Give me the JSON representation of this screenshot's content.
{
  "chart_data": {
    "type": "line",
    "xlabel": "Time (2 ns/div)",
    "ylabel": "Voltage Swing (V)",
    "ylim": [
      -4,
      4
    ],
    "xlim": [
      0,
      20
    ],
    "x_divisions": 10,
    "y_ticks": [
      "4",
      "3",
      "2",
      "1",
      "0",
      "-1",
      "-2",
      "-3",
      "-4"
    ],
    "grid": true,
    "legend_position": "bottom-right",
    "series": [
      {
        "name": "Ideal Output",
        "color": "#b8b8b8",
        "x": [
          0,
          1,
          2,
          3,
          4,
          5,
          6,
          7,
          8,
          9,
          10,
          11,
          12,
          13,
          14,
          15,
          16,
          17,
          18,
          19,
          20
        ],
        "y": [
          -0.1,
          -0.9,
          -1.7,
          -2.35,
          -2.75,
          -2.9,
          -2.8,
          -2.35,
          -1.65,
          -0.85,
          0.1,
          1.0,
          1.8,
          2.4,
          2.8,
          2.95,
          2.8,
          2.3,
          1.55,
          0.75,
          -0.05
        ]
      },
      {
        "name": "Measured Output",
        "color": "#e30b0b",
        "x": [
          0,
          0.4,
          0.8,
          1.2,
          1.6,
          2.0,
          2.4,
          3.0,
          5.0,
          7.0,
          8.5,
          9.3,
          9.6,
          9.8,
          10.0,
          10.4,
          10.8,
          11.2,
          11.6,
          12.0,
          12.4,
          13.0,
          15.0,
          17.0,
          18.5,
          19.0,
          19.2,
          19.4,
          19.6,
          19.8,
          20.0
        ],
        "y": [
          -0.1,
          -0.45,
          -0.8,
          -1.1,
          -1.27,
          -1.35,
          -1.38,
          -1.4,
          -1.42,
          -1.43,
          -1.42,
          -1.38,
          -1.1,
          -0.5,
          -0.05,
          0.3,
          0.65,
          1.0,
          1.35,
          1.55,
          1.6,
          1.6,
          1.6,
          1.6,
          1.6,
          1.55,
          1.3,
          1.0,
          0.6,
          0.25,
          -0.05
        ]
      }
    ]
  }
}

----------------------------------------

## What is expected:
Give the data again, exactly as it stands.

## The solution:
Give me the JSON representation of this screenshot's content.
{
  "chart_data": {
    "type": "line",
    "xlabel": "Time (2 ns/div)",
    "ylabel": "Voltage Swing (V)",
    "ylim": [
      -4,
      4
    ],
    "xlim": [
      0,
      20
    ],
    "x_divisions": 10,
    "y_ticks": [
      "4",
      "3",
      "2",
      "1",
      "0",
      "-1",
      "-2",
      "-3",
      "-4"
    ],
    "grid": true,
    "legend_position": "bottom-right",
    "series": [
      {
        "name": "Ideal Output",
        "color": "#b8b8b8",
        "x": [
          0,
          1,
          2,
          3,
          4,
          5,
          6,
          7,
          8,
          9,
          10,
          11,
          12,
          13,
          14,
          15,
          16,
          17,
          18,
          19,
          20
        ],
        "y": [
          -0.1,
          -0.9,
          -1.7,
          -2.35,
          -2.75,
          -2.9,
          -2.8,
          -2.35,
          -1.65,
          -0.85,
          0.1,
          1.0,
          1.8,
          2.4,
          2.8,
          2.95,
          2.8,
          2.3,
          1.55,
          0.75,
          -0.05
        ]
      },
      {
        "name": "Measured Output",
        "color": "#e30b0b",
        "x": [
          0,
          0.4,
          0.8,
          1.2,
          1.6,
          2.0,
          2.4,
          3.0,
          5.0,
          7.0,
          8.5,
          9.3,
          9.6,
          9.8,
          10.0,
          10.4,
          10.8,
          11.2,
          11.6,
          12.0,
          12.4,
          13.0,
          15.0,
          17.0,
          18.5,
          19.0,
          19.2,
          19.4,
          19.6,
          19.8,
          20.0
        ],
        "y": [
          -0.1,
          -0.45,
          -0.8,
          -1.1,
          -1.27,
          -1.35,
          -1.38,
          -1.4,
          -1.42,
          -1.43,
          -1.42,
          -1.38,
          -1.1,
          -0.5,
          -0.05,
          0.3,
          0.65,
          1.0,
          1.35,
          1.55,
          1.6,
          1.6,
          1.6,
          1.6,
          1.6,
          1.55,
          1.3,
          1.0,
          0.6,
          0.25,
          -0.05
        ]
      }
    ]
  }
}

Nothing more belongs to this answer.